* start Provided information *
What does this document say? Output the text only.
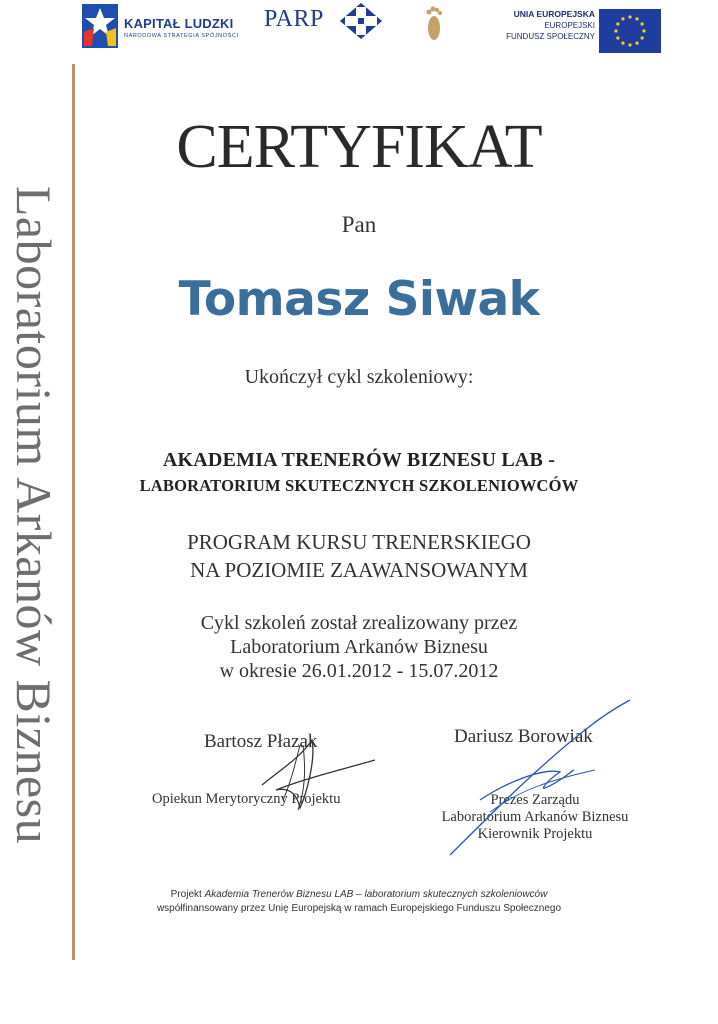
KAPITAŁ LUDZKI
NARODOWA STRATEGIA SPÓJNOŚCI
PARP	UNIA EUROPEJSKA
EUROPEJSKI
FUNDUSZ SPOŁECZNY
Laboratorium Arkanów Biznesu
CERTYFIKAT
Pan
Tomasz Siwak
Ukończył cykl szkoleniowy:
AKADEMIA TRENERÓW BIZNESU LAB -
LABORATORIUM SKUTECZNYCH SZKOLENIOWCÓW
PROGRAM KURSU TRENERSKIEGO
NA POZIOMIE ZAAWANSOWANYM
Cykl szkoleń został zrealizowany przez
Laboratorium Arkanów Biznesu
w okresie 26.01.2012 - 15.07.2012
Bartosz Płazak
Opiekun Merytoryczny Projektu
Dariusz Borowiak
Prezes Zarządu
Laboratorium Arkanów Biznesu
Kierownik Projektu
Projekt Akademia Trenerów Biznesu LAB – laboratorium skutecznych szkoleniowców
współfinansowany przez Unię Europejską w ramach Europejskiego Funduszu Społecznego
* end Provided information *
Requirements
The records are above. How many lines in them contain the word "przez"? Give the number alone.

Written reply
2